# Records to process
+---+

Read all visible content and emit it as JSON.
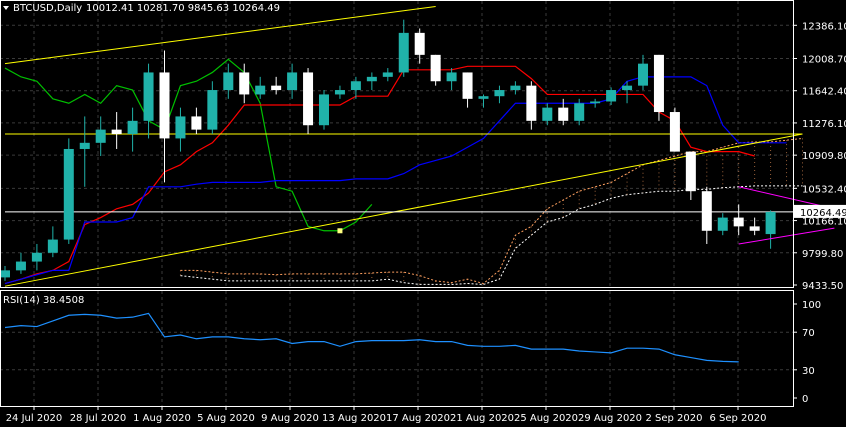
{
  "header": {
    "symbol": "BTCUSD,Daily",
    "ohlc": "10012.41 10281.70 9845.63 10264.49",
    "symbol_icon": "triangle-down-icon"
  },
  "rsi_header": "RSI(14) 38.4508",
  "colors": {
    "background": "#000000",
    "grid": "#3a3a3a",
    "frame": "#ffffff",
    "bull": "#20b2aa",
    "bear": "#ffffff",
    "tenkan": "#ff0000",
    "kijun": "#0000ff",
    "chikou": "#00c000",
    "kumo": "#ffa060",
    "chaikin_like": "#ffffff",
    "trendline": "#ffff00",
    "wedge": "#ff00ff",
    "rsi": "#1e90ff"
  },
  "chart_data": [
    {
      "type": "candlestick",
      "title": "BTCUSD,Daily",
      "price_labels": [
        "12386.10",
        "12008.70",
        "11642.40",
        "11276.10",
        "10909.80",
        "10532.40",
        "10264.49",
        "10166.10",
        "9799.80",
        "9433.50"
      ],
      "current_price": "10264.49",
      "x_labels": [
        "24 Jul 2020",
        "28 Jul 2020",
        "1 Aug 2020",
        "5 Aug 2020",
        "9 Aug 2020",
        "13 Aug 2020",
        "17 Aug 2020",
        "21 Aug 2020",
        "25 Aug 2020",
        "29 Aug 2020",
        "2 Sep 2020",
        "6 Sep 2020"
      ],
      "ylim": [
        9433.5,
        12600
      ],
      "candles": [
        {
          "o": 9520,
          "h": 9650,
          "l": 9480,
          "c": 9600
        },
        {
          "o": 9600,
          "h": 9800,
          "l": 9560,
          "c": 9700
        },
        {
          "o": 9700,
          "h": 9900,
          "l": 9600,
          "c": 9800
        },
        {
          "o": 9800,
          "h": 10100,
          "l": 9750,
          "c": 9950
        },
        {
          "o": 9950,
          "h": 11100,
          "l": 9900,
          "c": 10980
        },
        {
          "o": 10980,
          "h": 11350,
          "l": 10550,
          "c": 11050
        },
        {
          "o": 11050,
          "h": 11350,
          "l": 10900,
          "c": 11200
        },
        {
          "o": 11200,
          "h": 11400,
          "l": 10980,
          "c": 11150
        },
        {
          "o": 11150,
          "h": 11450,
          "l": 10950,
          "c": 11300
        },
        {
          "o": 11300,
          "h": 11950,
          "l": 11100,
          "c": 11850
        },
        {
          "o": 11850,
          "h": 12100,
          "l": 10600,
          "c": 11100
        },
        {
          "o": 11100,
          "h": 11450,
          "l": 10950,
          "c": 11350
        },
        {
          "o": 11350,
          "h": 11450,
          "l": 11150,
          "c": 11200
        },
        {
          "o": 11200,
          "h": 11750,
          "l": 11150,
          "c": 11650
        },
        {
          "o": 11650,
          "h": 11950,
          "l": 11550,
          "c": 11850
        },
        {
          "o": 11850,
          "h": 11950,
          "l": 11500,
          "c": 11600
        },
        {
          "o": 11600,
          "h": 11800,
          "l": 11550,
          "c": 11700
        },
        {
          "o": 11700,
          "h": 11800,
          "l": 11600,
          "c": 11650
        },
        {
          "o": 11650,
          "h": 11950,
          "l": 11550,
          "c": 11850
        },
        {
          "o": 11850,
          "h": 11900,
          "l": 11150,
          "c": 11250
        },
        {
          "o": 11250,
          "h": 11650,
          "l": 11200,
          "c": 11600
        },
        {
          "o": 11600,
          "h": 11700,
          "l": 11550,
          "c": 11650
        },
        {
          "o": 11650,
          "h": 11800,
          "l": 11550,
          "c": 11750
        },
        {
          "o": 11750,
          "h": 11850,
          "l": 11650,
          "c": 11800
        },
        {
          "o": 11800,
          "h": 11900,
          "l": 11750,
          "c": 11850
        },
        {
          "o": 11850,
          "h": 12450,
          "l": 11800,
          "c": 12300
        },
        {
          "o": 12300,
          "h": 12350,
          "l": 11950,
          "c": 12050
        },
        {
          "o": 12050,
          "h": 12050,
          "l": 11700,
          "c": 11750
        },
        {
          "o": 11750,
          "h": 11900,
          "l": 11650,
          "c": 11850
        },
        {
          "o": 11850,
          "h": 11850,
          "l": 11450,
          "c": 11550
        },
        {
          "o": 11550,
          "h": 11600,
          "l": 11450,
          "c": 11580
        },
        {
          "o": 11580,
          "h": 11700,
          "l": 11500,
          "c": 11650
        },
        {
          "o": 11650,
          "h": 11750,
          "l": 11600,
          "c": 11700
        },
        {
          "o": 11700,
          "h": 11750,
          "l": 11200,
          "c": 11300
        },
        {
          "o": 11300,
          "h": 11500,
          "l": 11250,
          "c": 11450
        },
        {
          "o": 11450,
          "h": 11550,
          "l": 11250,
          "c": 11300
        },
        {
          "o": 11300,
          "h": 11550,
          "l": 11250,
          "c": 11500
        },
        {
          "o": 11500,
          "h": 11550,
          "l": 11450,
          "c": 11520
        },
        {
          "o": 11520,
          "h": 11680,
          "l": 11480,
          "c": 11650
        },
        {
          "o": 11650,
          "h": 11750,
          "l": 11500,
          "c": 11700
        },
        {
          "o": 11700,
          "h": 12050,
          "l": 11650,
          "c": 11950
        },
        {
          "o": 12050,
          "h": 12050,
          "l": 11300,
          "c": 11400
        },
        {
          "o": 11400,
          "h": 11450,
          "l": 10950,
          "c": 10950
        },
        {
          "o": 10950,
          "h": 10850,
          "l": 10400,
          "c": 10500
        },
        {
          "o": 10500,
          "h": 10550,
          "l": 9900,
          "c": 10050
        },
        {
          "o": 10050,
          "h": 10250,
          "l": 10000,
          "c": 10200
        },
        {
          "o": 10200,
          "h": 10350,
          "l": 10000,
          "c": 10100
        },
        {
          "o": 10100,
          "h": 10200,
          "l": 10000,
          "c": 10050
        },
        {
          "o": 10012.41,
          "h": 10281.7,
          "l": 9845.63,
          "c": 10264.49
        }
      ],
      "tenkan": [
        9450,
        9500,
        9560,
        9600,
        9700,
        10120,
        10200,
        10300,
        10350,
        10480,
        10720,
        10800,
        10950,
        11050,
        11250,
        11480,
        11480,
        11480,
        11480,
        11480,
        11480,
        11480,
        11580,
        11580,
        11580,
        11880,
        11880,
        11880,
        11880,
        11920,
        11920,
        11920,
        11920,
        11780,
        11600,
        11600,
        11600,
        11600,
        11600,
        11600,
        11600,
        11400,
        11300,
        11000,
        10950,
        10950,
        10950,
        10900
      ],
      "kijun": [
        9450,
        9500,
        9550,
        9600,
        9600,
        10150,
        10150,
        10150,
        10200,
        10550,
        10550,
        10550,
        10580,
        10600,
        10600,
        10600,
        10600,
        10620,
        10620,
        10620,
        10620,
        10620,
        10640,
        10640,
        10640,
        10700,
        10800,
        10850,
        10900,
        11000,
        11100,
        11300,
        11500,
        11500,
        11500,
        11500,
        11500,
        11500,
        11550,
        11750,
        11800,
        11800,
        11800,
        11800,
        11700,
        11250,
        11050,
        11050,
        11050,
        11050
      ],
      "chikou": [
        11900,
        11800,
        11750,
        11550,
        11500,
        11600,
        11500,
        11700,
        11650,
        11300,
        11200,
        11700,
        11750,
        11850,
        12000,
        11850,
        11500,
        10550,
        10500,
        10100,
        10050,
        10050,
        10150,
        10350
      ],
      "kumo_upper": [
        9600,
        9600,
        9580,
        9560,
        9560,
        9560,
        9550,
        9560,
        9560,
        9560,
        9560,
        9560,
        9570,
        9580,
        9580,
        9540,
        9480,
        9460,
        9500,
        9450,
        9600,
        10000,
        10100,
        10300,
        10400,
        10500,
        10550,
        10600,
        10700,
        10800,
        10850,
        10900,
        10950,
        10950,
        11000,
        11050,
        11060,
        11060,
        11080,
        11100
      ],
      "kumo_lower": [
        9540,
        9520,
        9500,
        9480,
        9480,
        9480,
        9480,
        9480,
        9480,
        9480,
        9480,
        9480,
        9480,
        9500,
        9460,
        9440,
        9440,
        9440,
        9450,
        9440,
        9500,
        9850,
        10000,
        10150,
        10200,
        10300,
        10350,
        10420,
        10460,
        10480,
        10500,
        10500,
        10520,
        10520,
        10540,
        10550,
        10560,
        10560,
        10560,
        10560
      ],
      "trendlines": [
        {
          "name": "upper-channel",
          "p1": {
            "i": 0,
            "v": 11950
          },
          "p2": {
            "i": 27,
            "v": 12600
          }
        },
        {
          "name": "lower-channel",
          "p1": {
            "i": 0,
            "v": 9420
          },
          "p2": {
            "i": 50,
            "v": 11150
          }
        },
        {
          "name": "horizontal-support",
          "p1": {
            "i": 0,
            "v": 11150
          },
          "p2": {
            "i": 50,
            "v": 11150
          }
        },
        {
          "name": "current-price",
          "p1": {
            "i": 0,
            "v": 10264.49
          },
          "p2": {
            "i": 50,
            "v": 10264.49
          }
        }
      ],
      "wedge": [
        {
          "p1": {
            "i": 46,
            "v": 10550
          },
          "p2": {
            "i": 52,
            "v": 10300
          }
        },
        {
          "p1": {
            "i": 46,
            "v": 9900
          },
          "p2": {
            "i": 52,
            "v": 10080
          }
        }
      ],
      "annotation_point": {
        "i": 21,
        "v": 10050
      }
    },
    {
      "type": "line",
      "title": "RSI(14) 38.4508",
      "y_labels": [
        "100",
        "70",
        "30",
        "0"
      ],
      "ylim": [
        0,
        100
      ],
      "values": [
        75,
        77,
        76,
        82,
        88,
        89,
        88,
        85,
        86,
        90,
        65,
        67,
        63,
        65,
        65,
        63,
        62,
        63,
        58,
        60,
        60,
        55,
        60,
        61,
        61,
        61,
        62,
        60,
        60,
        56,
        55,
        55,
        56,
        52,
        52,
        52,
        50,
        49,
        48,
        53,
        53,
        52,
        46,
        43,
        40,
        39,
        38.4508
      ]
    }
  ]
}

+---+

# Written task
Collect each line holding the string "channel".

# Output of the exercise
          "name": "upper-channel",
          "name": "lower-channel",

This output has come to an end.